___ Available data ___
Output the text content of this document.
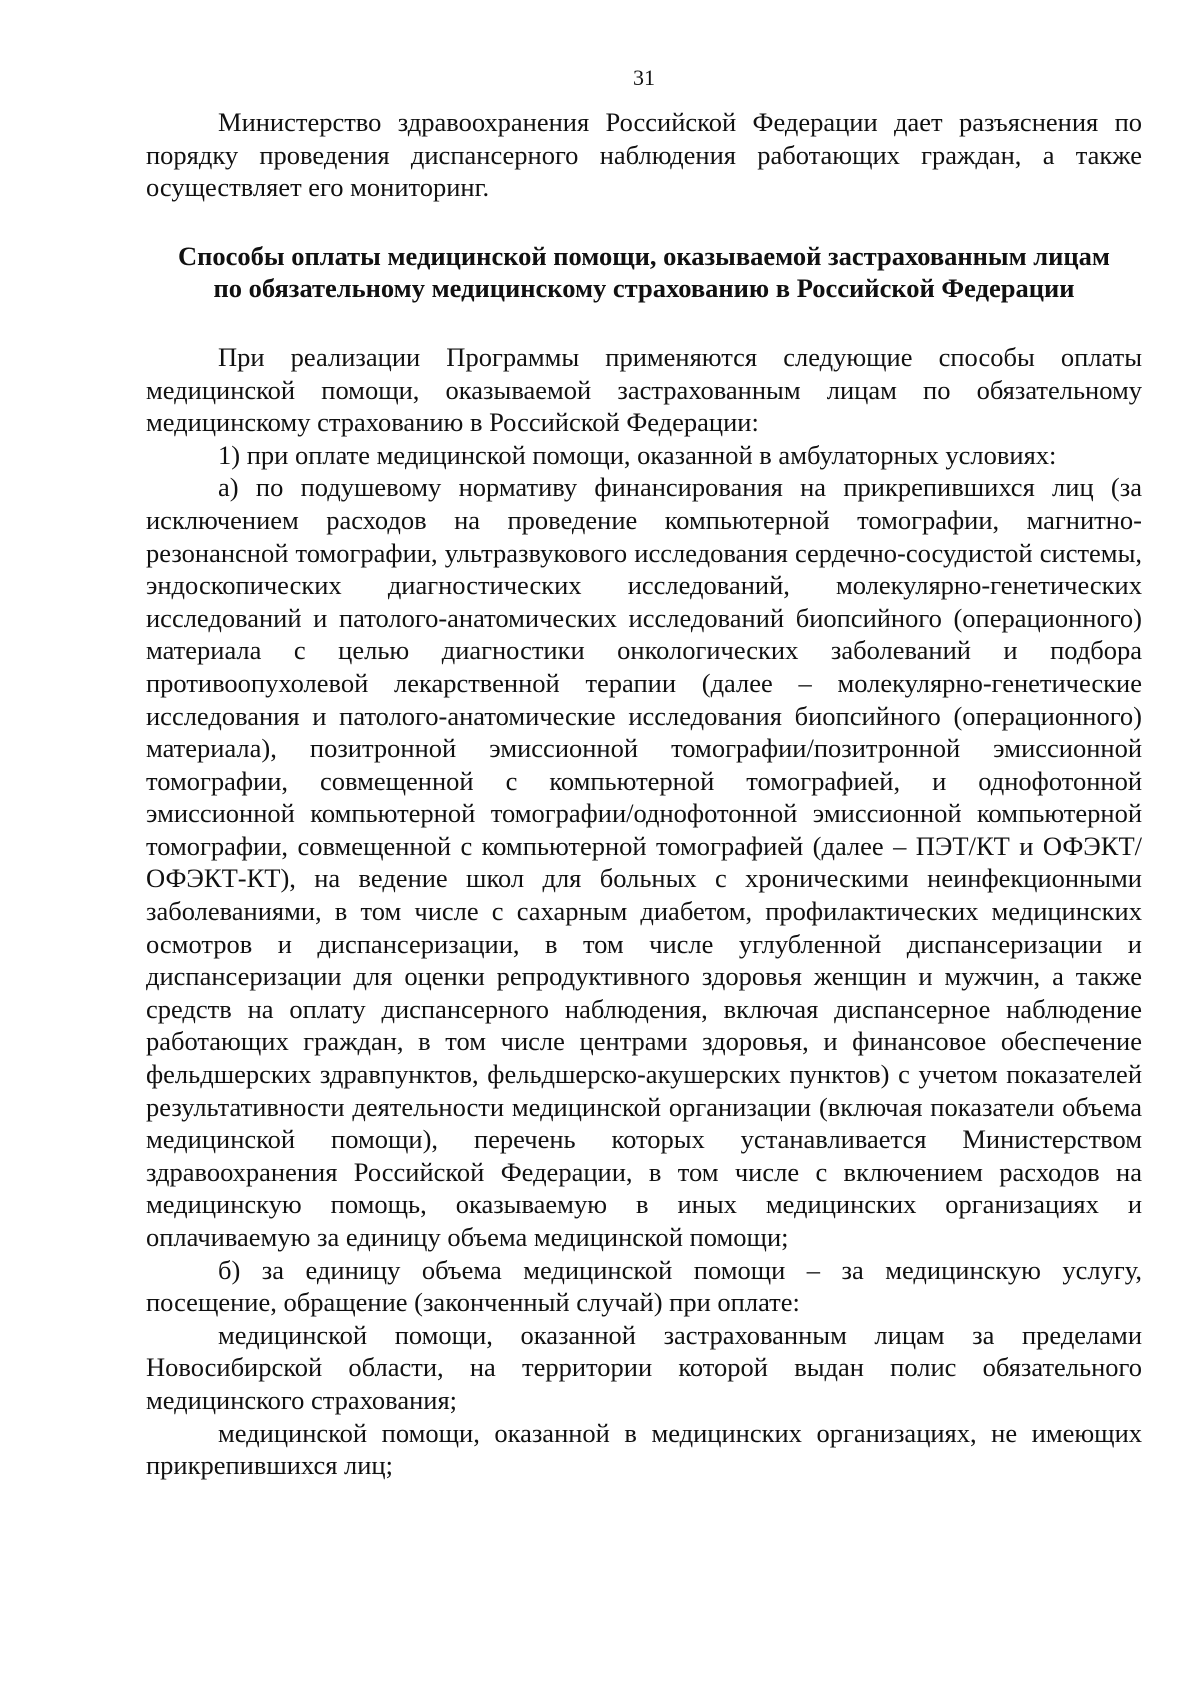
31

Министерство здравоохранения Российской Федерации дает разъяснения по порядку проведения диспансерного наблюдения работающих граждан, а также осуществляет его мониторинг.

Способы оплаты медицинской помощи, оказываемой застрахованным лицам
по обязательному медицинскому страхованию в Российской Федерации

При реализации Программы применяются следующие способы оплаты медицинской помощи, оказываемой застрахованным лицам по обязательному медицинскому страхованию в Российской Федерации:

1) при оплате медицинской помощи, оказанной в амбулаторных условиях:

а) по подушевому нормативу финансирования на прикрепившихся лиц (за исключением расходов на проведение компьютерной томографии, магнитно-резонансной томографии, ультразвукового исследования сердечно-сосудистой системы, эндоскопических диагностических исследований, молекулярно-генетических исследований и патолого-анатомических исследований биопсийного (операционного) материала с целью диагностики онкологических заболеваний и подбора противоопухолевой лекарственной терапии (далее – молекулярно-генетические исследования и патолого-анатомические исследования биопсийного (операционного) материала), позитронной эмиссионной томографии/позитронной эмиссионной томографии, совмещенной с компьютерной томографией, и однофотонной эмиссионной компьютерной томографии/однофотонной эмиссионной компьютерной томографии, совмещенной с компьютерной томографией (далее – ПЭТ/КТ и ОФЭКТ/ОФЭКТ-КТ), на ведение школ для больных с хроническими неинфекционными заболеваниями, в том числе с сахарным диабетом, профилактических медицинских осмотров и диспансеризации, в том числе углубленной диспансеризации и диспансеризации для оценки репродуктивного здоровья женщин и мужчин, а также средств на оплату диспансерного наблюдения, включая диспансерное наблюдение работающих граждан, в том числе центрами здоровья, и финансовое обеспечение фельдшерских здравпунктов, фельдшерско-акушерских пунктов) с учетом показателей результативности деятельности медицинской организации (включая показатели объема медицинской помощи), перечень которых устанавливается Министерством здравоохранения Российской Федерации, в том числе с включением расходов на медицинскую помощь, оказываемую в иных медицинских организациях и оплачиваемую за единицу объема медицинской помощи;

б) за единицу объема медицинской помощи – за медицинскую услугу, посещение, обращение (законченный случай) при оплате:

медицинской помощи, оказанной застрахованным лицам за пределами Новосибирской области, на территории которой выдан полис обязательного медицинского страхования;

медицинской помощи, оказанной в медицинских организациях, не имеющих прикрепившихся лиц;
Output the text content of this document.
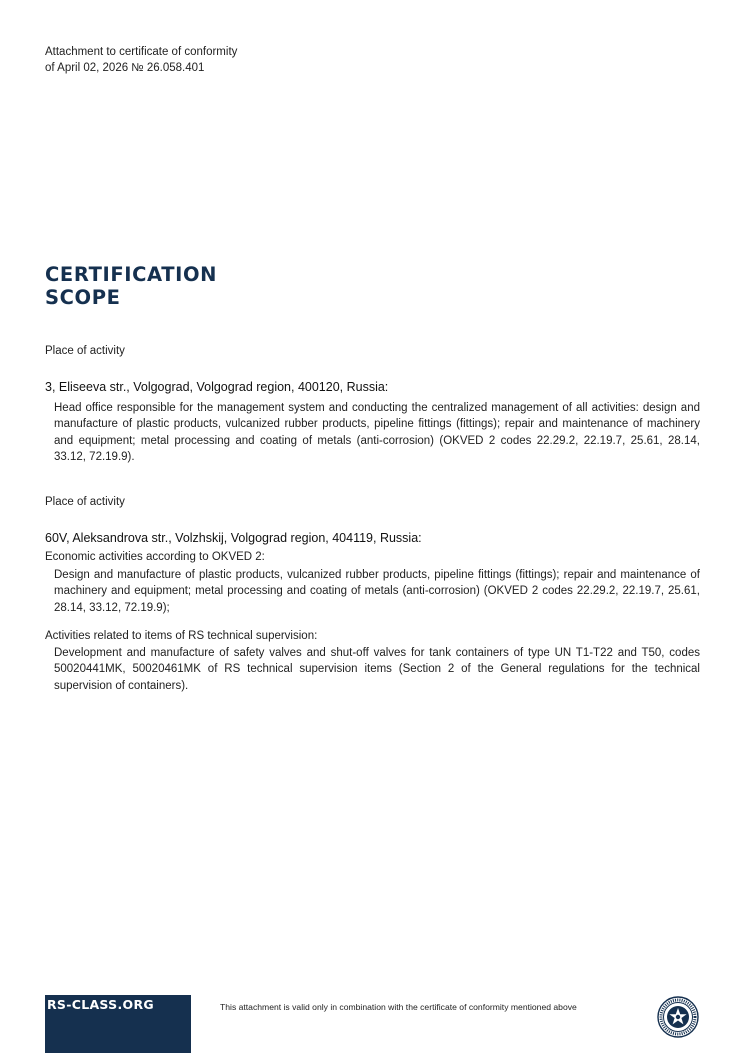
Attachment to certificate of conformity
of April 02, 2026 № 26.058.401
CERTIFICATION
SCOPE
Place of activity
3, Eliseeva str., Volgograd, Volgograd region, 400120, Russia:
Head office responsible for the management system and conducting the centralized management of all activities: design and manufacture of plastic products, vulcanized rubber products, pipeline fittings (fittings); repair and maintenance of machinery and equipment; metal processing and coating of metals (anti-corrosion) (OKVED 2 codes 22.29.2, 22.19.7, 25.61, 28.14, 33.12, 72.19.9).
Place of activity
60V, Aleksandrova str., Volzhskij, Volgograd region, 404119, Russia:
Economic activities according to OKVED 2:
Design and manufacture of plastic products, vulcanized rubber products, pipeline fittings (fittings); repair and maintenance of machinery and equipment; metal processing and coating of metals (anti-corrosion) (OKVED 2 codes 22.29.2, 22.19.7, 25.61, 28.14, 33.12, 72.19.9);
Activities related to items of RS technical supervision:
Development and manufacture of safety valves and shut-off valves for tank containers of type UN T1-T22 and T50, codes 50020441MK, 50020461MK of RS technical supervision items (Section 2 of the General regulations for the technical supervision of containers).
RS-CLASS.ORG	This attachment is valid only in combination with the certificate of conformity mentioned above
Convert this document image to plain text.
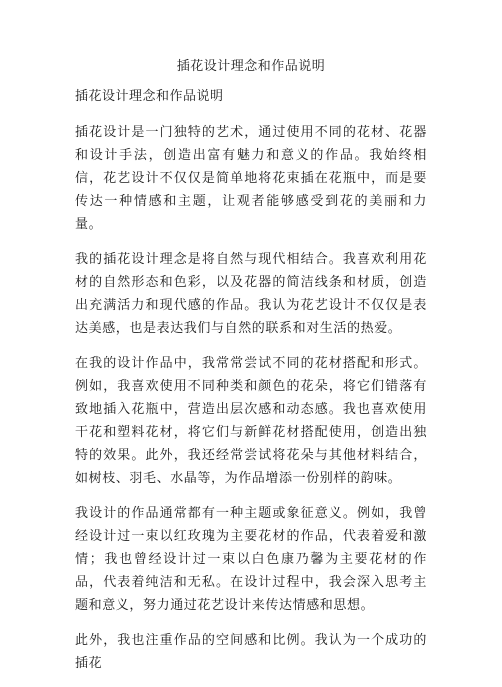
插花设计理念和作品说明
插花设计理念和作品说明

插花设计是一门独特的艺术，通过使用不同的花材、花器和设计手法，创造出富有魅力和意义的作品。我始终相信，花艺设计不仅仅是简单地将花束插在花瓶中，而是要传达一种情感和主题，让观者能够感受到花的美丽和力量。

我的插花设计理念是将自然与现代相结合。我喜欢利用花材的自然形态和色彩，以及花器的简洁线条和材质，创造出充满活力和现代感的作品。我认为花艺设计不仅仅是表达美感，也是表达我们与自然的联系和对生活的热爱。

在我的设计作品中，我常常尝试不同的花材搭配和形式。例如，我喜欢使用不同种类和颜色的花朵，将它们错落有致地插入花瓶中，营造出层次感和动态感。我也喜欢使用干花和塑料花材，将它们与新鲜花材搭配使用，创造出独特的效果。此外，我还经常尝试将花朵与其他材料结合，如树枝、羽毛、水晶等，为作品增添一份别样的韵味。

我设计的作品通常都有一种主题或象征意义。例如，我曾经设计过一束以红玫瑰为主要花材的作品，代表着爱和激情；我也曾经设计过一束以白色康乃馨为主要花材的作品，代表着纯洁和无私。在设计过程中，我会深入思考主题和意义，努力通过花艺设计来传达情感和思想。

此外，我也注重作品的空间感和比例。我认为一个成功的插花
___
* What the task requires: Your task is to gather every line with the word "products" and copy it.

* Solution to this task:
Head office responsible for the management system and conducting the centralized management of all activities: design and manufacture of plastic products, vulcanized rubber products, pipeline fittings (fittings); repair and maintenance of machinery and equipment; metal processing and coating of metals (anti-corrosion) (OKVED 2 codes 22.29.2, 22.19.7, 25.61, 28.14, 33.12, 72.19.9).
Design and manufacture of plastic products, vulcanized rubber products, pipeline fittings (fittings); repair and maintenance of machinery and equipment; metal processing and coating of metals (anti-corrosion) (OKVED 2 codes 22.29.2, 22.19.7, 25.61, 28.14, 33.12, 72.19.9);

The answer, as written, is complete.